### TASK DETAILS
Gather every line that includes the word "heading", please.

### EXTRACTED RECORDS
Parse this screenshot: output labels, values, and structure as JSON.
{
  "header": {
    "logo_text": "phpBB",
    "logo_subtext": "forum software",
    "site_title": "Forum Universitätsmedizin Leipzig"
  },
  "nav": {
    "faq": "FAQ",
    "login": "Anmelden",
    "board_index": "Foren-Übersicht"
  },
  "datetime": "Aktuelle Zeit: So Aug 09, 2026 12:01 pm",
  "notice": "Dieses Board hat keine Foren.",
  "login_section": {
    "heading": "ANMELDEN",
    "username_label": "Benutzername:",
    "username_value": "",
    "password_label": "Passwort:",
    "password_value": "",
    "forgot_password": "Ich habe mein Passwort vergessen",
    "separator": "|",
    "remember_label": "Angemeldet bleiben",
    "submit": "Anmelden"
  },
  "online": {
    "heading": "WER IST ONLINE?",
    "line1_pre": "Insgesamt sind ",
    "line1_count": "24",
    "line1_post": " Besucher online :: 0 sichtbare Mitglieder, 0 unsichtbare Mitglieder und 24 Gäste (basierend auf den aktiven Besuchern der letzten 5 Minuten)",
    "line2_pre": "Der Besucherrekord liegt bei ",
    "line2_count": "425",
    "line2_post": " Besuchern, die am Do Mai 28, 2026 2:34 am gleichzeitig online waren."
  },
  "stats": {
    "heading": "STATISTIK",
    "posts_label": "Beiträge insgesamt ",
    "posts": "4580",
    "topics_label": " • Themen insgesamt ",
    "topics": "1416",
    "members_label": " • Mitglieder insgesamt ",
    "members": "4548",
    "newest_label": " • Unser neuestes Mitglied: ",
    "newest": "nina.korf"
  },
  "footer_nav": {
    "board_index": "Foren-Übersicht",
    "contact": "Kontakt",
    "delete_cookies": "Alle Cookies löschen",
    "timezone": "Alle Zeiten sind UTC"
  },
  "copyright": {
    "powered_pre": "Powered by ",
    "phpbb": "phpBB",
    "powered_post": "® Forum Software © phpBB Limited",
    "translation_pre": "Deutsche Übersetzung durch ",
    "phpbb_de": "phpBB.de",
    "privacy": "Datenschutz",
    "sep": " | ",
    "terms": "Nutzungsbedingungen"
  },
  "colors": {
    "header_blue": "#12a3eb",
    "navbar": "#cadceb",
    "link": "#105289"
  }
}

---

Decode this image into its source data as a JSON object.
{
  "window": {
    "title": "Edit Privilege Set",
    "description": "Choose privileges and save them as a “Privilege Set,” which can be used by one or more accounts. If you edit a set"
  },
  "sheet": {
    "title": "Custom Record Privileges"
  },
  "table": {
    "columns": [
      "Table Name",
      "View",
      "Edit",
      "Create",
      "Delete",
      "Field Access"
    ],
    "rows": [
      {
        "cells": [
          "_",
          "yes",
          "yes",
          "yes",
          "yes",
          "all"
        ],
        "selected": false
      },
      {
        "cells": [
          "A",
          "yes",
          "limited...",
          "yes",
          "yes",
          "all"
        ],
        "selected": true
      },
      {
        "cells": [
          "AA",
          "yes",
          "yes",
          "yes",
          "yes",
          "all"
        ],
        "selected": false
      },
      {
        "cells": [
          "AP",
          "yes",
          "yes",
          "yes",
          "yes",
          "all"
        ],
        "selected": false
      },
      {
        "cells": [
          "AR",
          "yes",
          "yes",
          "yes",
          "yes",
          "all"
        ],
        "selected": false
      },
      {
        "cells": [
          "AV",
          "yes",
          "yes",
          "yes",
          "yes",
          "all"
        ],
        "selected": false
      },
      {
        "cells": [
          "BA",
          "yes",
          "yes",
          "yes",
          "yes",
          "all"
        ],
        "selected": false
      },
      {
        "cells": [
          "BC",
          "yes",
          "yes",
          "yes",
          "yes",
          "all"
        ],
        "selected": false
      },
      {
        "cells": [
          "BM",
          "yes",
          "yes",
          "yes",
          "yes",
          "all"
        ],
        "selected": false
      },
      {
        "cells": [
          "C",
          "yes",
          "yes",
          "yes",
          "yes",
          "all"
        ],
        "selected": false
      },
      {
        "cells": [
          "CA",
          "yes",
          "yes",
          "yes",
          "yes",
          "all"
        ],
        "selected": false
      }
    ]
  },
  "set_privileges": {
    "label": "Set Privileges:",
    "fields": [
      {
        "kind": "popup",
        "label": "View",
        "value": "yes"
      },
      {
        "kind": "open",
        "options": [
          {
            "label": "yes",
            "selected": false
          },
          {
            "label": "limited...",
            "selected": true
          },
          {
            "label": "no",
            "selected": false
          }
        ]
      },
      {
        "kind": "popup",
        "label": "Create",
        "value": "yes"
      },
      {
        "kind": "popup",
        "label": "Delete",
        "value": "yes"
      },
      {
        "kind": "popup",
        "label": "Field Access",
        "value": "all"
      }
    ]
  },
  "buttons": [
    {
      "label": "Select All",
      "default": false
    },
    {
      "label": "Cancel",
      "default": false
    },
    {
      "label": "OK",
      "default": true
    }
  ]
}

--

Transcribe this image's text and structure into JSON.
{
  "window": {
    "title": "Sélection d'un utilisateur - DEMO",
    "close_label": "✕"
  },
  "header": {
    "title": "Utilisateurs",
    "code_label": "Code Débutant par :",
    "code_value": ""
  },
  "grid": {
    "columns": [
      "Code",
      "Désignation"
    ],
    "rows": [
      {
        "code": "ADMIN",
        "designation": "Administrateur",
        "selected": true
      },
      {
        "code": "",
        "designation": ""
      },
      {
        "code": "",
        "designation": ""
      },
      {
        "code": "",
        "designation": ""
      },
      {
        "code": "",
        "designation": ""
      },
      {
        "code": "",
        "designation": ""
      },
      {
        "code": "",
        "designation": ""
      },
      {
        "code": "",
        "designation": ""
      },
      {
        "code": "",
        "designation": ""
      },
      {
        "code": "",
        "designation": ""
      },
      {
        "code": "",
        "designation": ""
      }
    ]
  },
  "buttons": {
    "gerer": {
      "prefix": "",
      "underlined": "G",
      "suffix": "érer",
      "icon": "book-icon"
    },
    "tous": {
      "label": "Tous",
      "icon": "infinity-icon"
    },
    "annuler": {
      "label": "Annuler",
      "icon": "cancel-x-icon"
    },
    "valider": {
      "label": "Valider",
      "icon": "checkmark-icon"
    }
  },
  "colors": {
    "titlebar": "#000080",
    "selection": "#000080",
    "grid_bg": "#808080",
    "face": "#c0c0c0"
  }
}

### THE SOLUTION
    "heading": "ANMELDEN",
    "heading": "WER IST ONLINE?",
    "heading": "STATISTIK",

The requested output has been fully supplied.